━━ RECORDS FOR THE TASK ━━

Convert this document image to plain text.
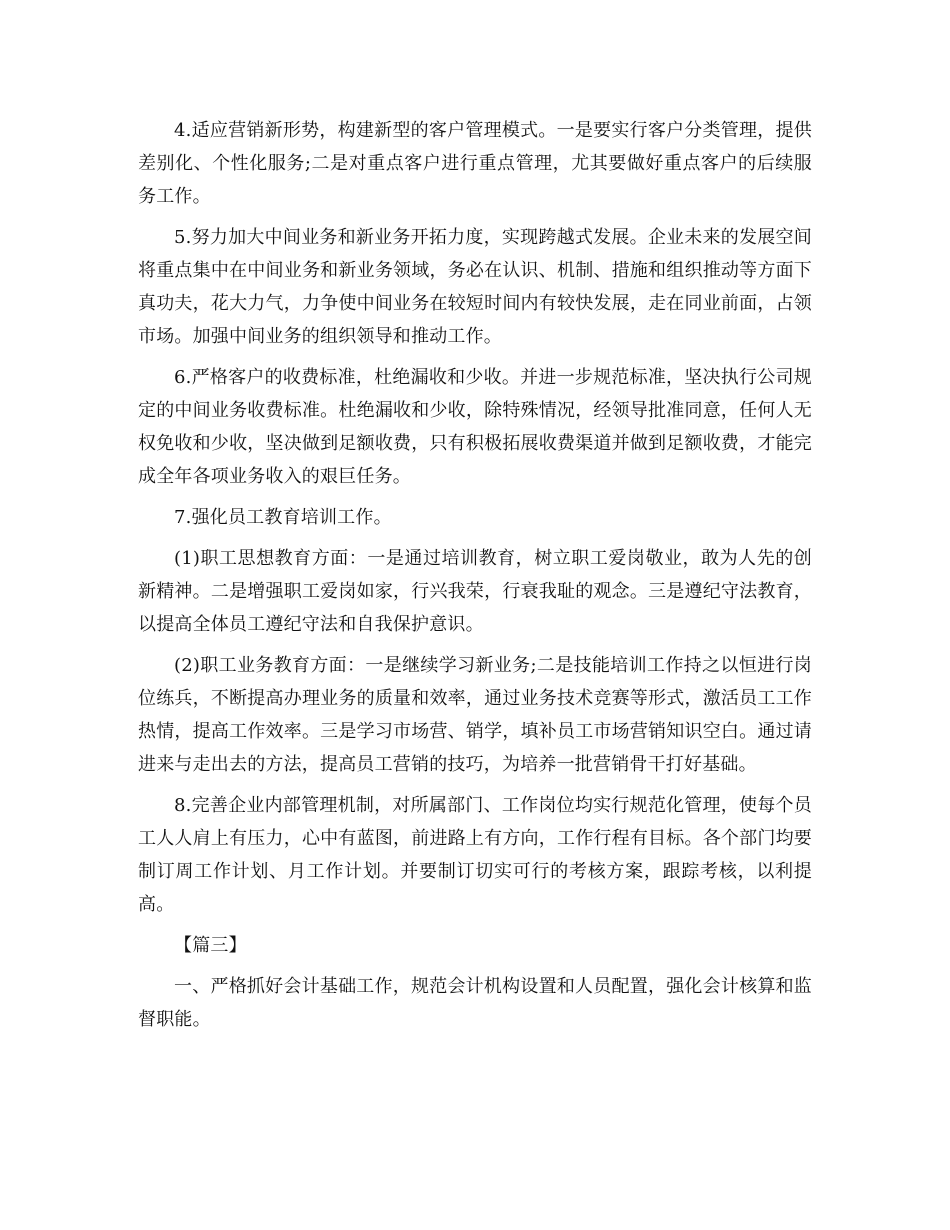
4.适应营销新形势，构建新型的客户管理模式。一是要实行客户分类管理，提供差别化、个性化服务;二是对重点客户进行重点管理，尤其要做好重点客户的后续服务工作。

5.努力加大中间业务和新业务开拓力度，实现跨越式发展。企业未来的发展空间将重点集中在中间业务和新业务领域，务必在认识、机制、措施和组织推动等方面下真功夫，花大力气，力争使中间业务在较短时间内有较快发展，走在同业前面，占领市场。加强中间业务的组织领导和推动工作。

6.严格客户的收费标准，杜绝漏收和少收。并进一步规范标准，坚决执行公司规定的中间业务收费标准。杜绝漏收和少收，除特殊情况，经领导批准同意，任何人无权免收和少收，坚决做到足额收费，只有积极拓展收费渠道并做到足额收费，才能完成全年各项业务收入的艰巨任务。

7.强化员工教育培训工作。

(1)职工思想教育方面：一是通过培训教育，树立职工爱岗敬业，敢为人先的创新精神。二是增强职工爱岗如家，行兴我荣，行衰我耻的观念。三是遵纪守法教育，以提高全体员工遵纪守法和自我保护意识。

(2)职工业务教育方面：一是继续学习新业务;二是技能培训工作持之以恒进行岗位练兵，不断提高办理业务的质量和效率，通过业务技术竞赛等形式，激活员工工作热情，提高工作效率。三是学习市场营、销学，填补员工市场营销知识空白。通过请进来与走出去的方法，提高员工营销的技巧，为培养一批营销骨干打好基础。

8.完善企业内部管理机制，对所属部门、工作岗位均实行规范化管理，使每个员工人人肩上有压力，心中有蓝图，前进路上有方向，工作行程有目标。各个部门均要制订周工作计划、月工作计划。并要制订切实可行的考核方案，跟踪考核，以利提高。

【篇三】

一、严格抓好会计基础工作，规范会计机构设置和人员配置，强化会计核算和监督职能。
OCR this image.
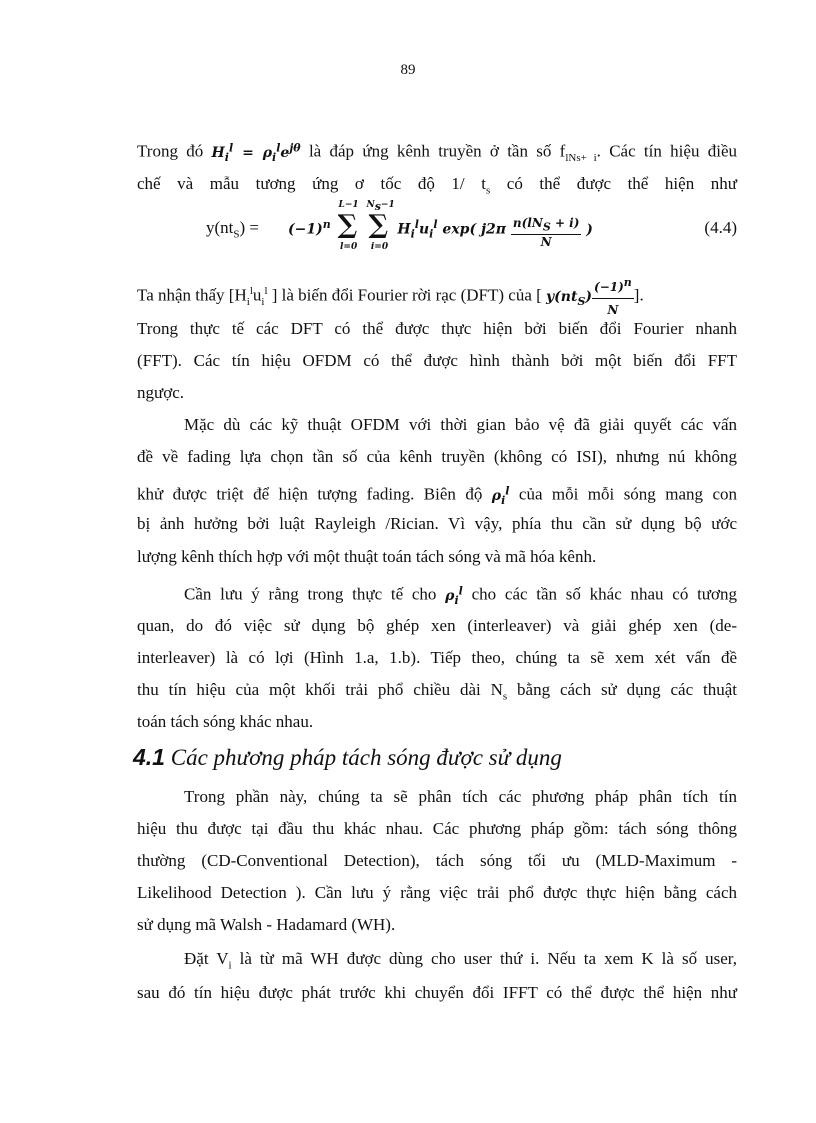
89
Trong đó $H_i^l = \rho_i^le^{j\theta}$ là đáp ứng kênh truyền ở tần số $f_{lNs+ i}$. Các tín hiệu điều
chế và mẫu tương ứng ơ tốc độ 1/ $t_s$ có thể được thể hiện như
$y(nt_S) = (-1)^n$
L−1
∑
l=0

$N_s-1$
∑
i=0
$H_i^lu_i^l$ exp( $j2\pi \frac{n(lN_S + i)}{N}$ )	(4.4)
Ta nhận thấy [$H_i^lu_i^l$ ] là biến đổi Fourier rời rạc (DFT) của [ $y(nt_S) \frac{(-1)^n}{N}$ ].
Trong thực tế các DFT có thể được thực hiện bởi biến đổi Fourier nhanh
(FFT). Các tín hiệu OFDM có thể được hình thành bởi một biến đổi FFT
ngược.
Mặc dù các kỹ thuật OFDM với thời gian bảo vệ đã giải quyết các vấn
đề về fading lựa chọn tần số của kênh truyền (không có ISI), nhưng nú không
khử được triệt để hiện tượng fading. Biên độ $\rho_i^l$ của mỗi mỗi sóng mang con
bị ảnh hưởng bởi luật Rayleigh /Rician. Vì vậy, phía thu cần sử dụng bộ ước
lượng kênh thích hợp với một thuật toán tách sóng và mã hóa kênh.
Cần lưu ý rằng trong thực tế cho $\rho_i^l$ cho các tần số khác nhau có tương
quan, do đó việc sử dụng bộ ghép xen (interleaver) và giải ghép xen (de-
interleaver) là có lợi (Hình 1.a, 1.b). Tiếp theo, chúng ta sẽ xem xét vấn đề
thu tín hiệu của một khối trải phổ chiều dài $N_s$ bằng cách sử dụng các thuật
toán tách sóng khác nhau.
4.1 Các phương pháp tách sóng được sử dụng
Trong phần này, chúng ta sẽ phân tích các phương pháp phân tích tín
hiệu thu được tại đầu thu khác nhau. Các phương pháp gồm: tách sóng thông
thường (CD-Conventional Detection), tách sóng tối ưu (MLD-Maximum -
Likelihood Detection ). Cần lưu ý rằng việc trải phổ được thực hiện bằng cách
sử dụng mã Walsh - Hadamard (WH).
Đặt $V_i$ là từ mã WH được dùng cho user thứ i. Nếu ta xem K là số user,
sau đó tín hiệu được phát trước khi chuyển đổi IFFT có thể được thể hiện như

━━━

> _GIVEN INSTRUCTION_
Give an exact copy of the material, leaving out every picture.

> _ANSWER TO THE PROBLEM_
Convert this document image to plain text.
4.适应营销新形势，构建新型的客户管理模式。一是要实行客户分类管理，提供差别化、个性化服务;二是对重点客户进行重点管理，尤其要做好重点客户的后续服务工作。

5.努力加大中间业务和新业务开拓力度，实现跨越式发展。企业未来的发展空间将重点集中在中间业务和新业务领域，务必在认识、机制、措施和组织推动等方面下真功夫，花大力气，力争使中间业务在较短时间内有较快发展，走在同业前面，占领市场。加强中间业务的组织领导和推动工作。

6.严格客户的收费标准，杜绝漏收和少收。并进一步规范标准，坚决执行公司规定的中间业务收费标准。杜绝漏收和少收，除特殊情况，经领导批准同意，任何人无权免收和少收，坚决做到足额收费，只有积极拓展收费渠道并做到足额收费，才能完成全年各项业务收入的艰巨任务。

7.强化员工教育培训工作。

(1)职工思想教育方面：一是通过培训教育，树立职工爱岗敬业，敢为人先的创新精神。二是增强职工爱岗如家，行兴我荣，行衰我耻的观念。三是遵纪守法教育，以提高全体员工遵纪守法和自我保护意识。

(2)职工业务教育方面：一是继续学习新业务;二是技能培训工作持之以恒进行岗位练兵，不断提高办理业务的质量和效率，通过业务技术竞赛等形式，激活员工工作热情，提高工作效率。三是学习市场营、销学，填补员工市场营销知识空白。通过请进来与走出去的方法，提高员工营销的技巧，为培养一批营销骨干打好基础。

8.完善企业内部管理机制，对所属部门、工作岗位均实行规范化管理，使每个员工人人肩上有压力，心中有蓝图，前进路上有方向，工作行程有目标。各个部门均要制订周工作计划、月工作计划。并要制订切实可行的考核方案，跟踪考核，以利提高。

【篇三】

一、严格抓好会计基础工作，规范会计机构设置和人员配置，强化会计核算和监督职能。
OCR this image.
89
Trong đó $H_i^l = \rho_i^le^{j\theta}$ là đáp ứng kênh truyền ở tần số $f_{lNs+ i}$. Các tín hiệu điều
chế và mẫu tương ứng ơ tốc độ 1/ $t_s$ có thể được thể hiện như
$y(nt_S) = (-1)^n$
L−1
∑
l=0

$N_s-1$
∑
i=0
$H_i^lu_i^l$ exp( $j2\pi \frac{n(lN_S + i)}{N}$ )	(4.4)
Ta nhận thấy [$H_i^lu_i^l$ ] là biến đổi Fourier rời rạc (DFT) của [ $y(nt_S) \frac{(-1)^n}{N}$ ].
Trong thực tế các DFT có thể được thực hiện bởi biến đổi Fourier nhanh
(FFT). Các tín hiệu OFDM có thể được hình thành bởi một biến đổi FFT
ngược.
Mặc dù các kỹ thuật OFDM với thời gian bảo vệ đã giải quyết các vấn
đề về fading lựa chọn tần số của kênh truyền (không có ISI), nhưng nú không
khử được triệt để hiện tượng fading. Biên độ $\rho_i^l$ của mỗi mỗi sóng mang con
bị ảnh hưởng bởi luật Rayleigh /Rician. Vì vậy, phía thu cần sử dụng bộ ước
lượng kênh thích hợp với một thuật toán tách sóng và mã hóa kênh.
Cần lưu ý rằng trong thực tế cho $\rho_i^l$ cho các tần số khác nhau có tương
quan, do đó việc sử dụng bộ ghép xen (interleaver) và giải ghép xen (de-
interleaver) là có lợi (Hình 1.a, 1.b). Tiếp theo, chúng ta sẽ xem xét vấn đề
thu tín hiệu của một khối trải phổ chiều dài $N_s$ bằng cách sử dụng các thuật
toán tách sóng khác nhau.
4.1 Các phương pháp tách sóng được sử dụng
Trong phần này, chúng ta sẽ phân tích các phương pháp phân tích tín
hiệu thu được tại đầu thu khác nhau. Các phương pháp gồm: tách sóng thông
thường (CD-Conventional Detection), tách sóng tối ưu (MLD-Maximum -
Likelihood Detection ). Cần lưu ý rằng việc trải phổ được thực hiện bằng cách
sử dụng mã Walsh - Hadamard (WH).
Đặt $V_i$ là từ mã WH được dùng cho user thứ i. Nếu ta xem K là số user,
sau đó tín hiệu được phát trước khi chuyển đổi IFFT có thể được thể hiện như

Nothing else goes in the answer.